> _YOUR OBJECTIVE_: Output the material below unchanged, apart from leaving out the pictures.

> _DATA SHOWN_:
=====
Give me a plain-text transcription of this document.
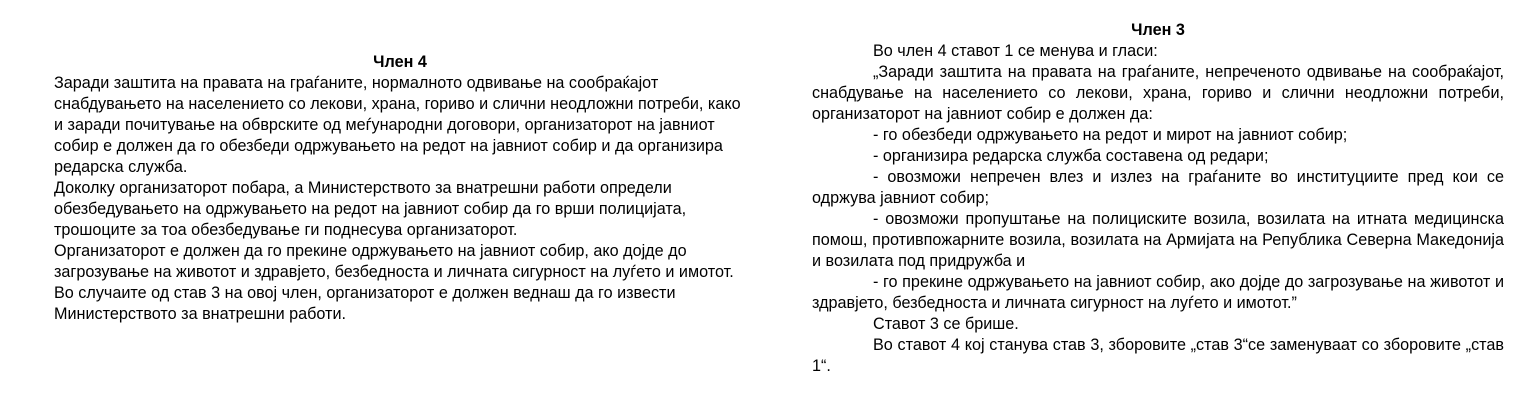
Член 4

Заради заштита на правата на граѓаните, нормалното одвивање на сообраќајот снабдувањето на населението со лекови, храна, гориво и слични неодложни потреби, како и заради почитување на обврските од меѓународни договори, организаторот на јавниот собир е должен да го обезбеди одржувањето на редот на јавниот собир и да организира редарска служба.

Доколку организаторот побара, а Министерството за внатрешни работи определи обезбедувањето на одржувањето на редот на јавниот собир да го врши полицијата, трошоците за тоа обезбедување ги поднесува организаторот.

Организаторот е должен да го прекине одржувањето на јавниот собир, ако дојде до загрозување на животот и здравјето, безбедноста и личната сигурност на луѓето и имотот.

Во случаите од став 3 на овој член, организаторот е должен веднаш да го извести Министерството за внатрешни работи.

Член 3

Во член 4 ставот 1 се менува и гласи:

„Заради заштита на правата на граѓаните, непреченото одвивање на сообраќајот, снабдување на населението со лекови, храна, гориво и слични неодложни потреби, организаторот на јавниот собир е должен да:

- го обезбеди одржувањето на редот и мирот на јавниот собир;

- организира редарска служба составена од редари;

- овозможи непречен влез и излез на граѓаните во институциите пред кои се одржува јавниот собир;

- овозможи пропуштање на полициските возила, возилата на итната медицинска помош, противпожарните возила, возилата на Армијата на Република Северна Македонија и возилата под придружба и

- го прекине одржувањето на јавниот собир, ако дојде до загрозување на животот и здравјето, безбедноста и личната сигурност на луѓето и имотот.”

Ставот 3 се брише.

Во ставот 4 кој станува став 3, зборовите „став 3“се заменуваат со зборовите „став 1“.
=====
> _EXERCISE RESULT_:
Give me a plain-text transcription of this document.
Член 4

Заради заштита на правата на граѓаните, нормалното одвивање на сообраќајот снабдувањето на населението со лекови, храна, гориво и слични неодложни потреби, како и заради почитување на обврските од меѓународни договори, организаторот на јавниот собир е должен да го обезбеди одржувањето на редот на јавниот собир и да организира редарска служба.

Доколку организаторот побара, а Министерството за внатрешни работи определи обезбедувањето на одржувањето на редот на јавниот собир да го врши полицијата, трошоците за тоа обезбедување ги поднесува организаторот.

Организаторот е должен да го прекине одржувањето на јавниот собир, ако дојде до загрозување на животот и здравјето, безбедноста и личната сигурност на луѓето и имотот.

Во случаите од став 3 на овој член, организаторот е должен веднаш да го извести Министерството за внатрешни работи.

Член 3

Во член 4 ставот 1 се менува и гласи:

„Заради заштита на правата на граѓаните, непреченото одвивање на сообраќајот, снабдување на населението со лекови, храна, гориво и слични неодложни потреби, организаторот на јавниот собир е должен да:

- го обезбеди одржувањето на редот и мирот на јавниот собир;

- организира редарска служба составена од редари;

- овозможи непречен влез и излез на граѓаните во институциите пред кои се одржува јавниот собир;

- овозможи пропуштање на полициските возила, возилата на итната медицинска помош, противпожарните возила, возилата на Армијата на Република Северна Македонија и возилата под придружба и

- го прекине одржувањето на јавниот собир, ако дојде до загрозување на животот и здравјето, безбедноста и личната сигурност на луѓето и имотот.”

Ставот 3 се брише.

Во ставот 4 кој станува став 3, зборовите „став 3“се заменуваат со зборовите „став 1“.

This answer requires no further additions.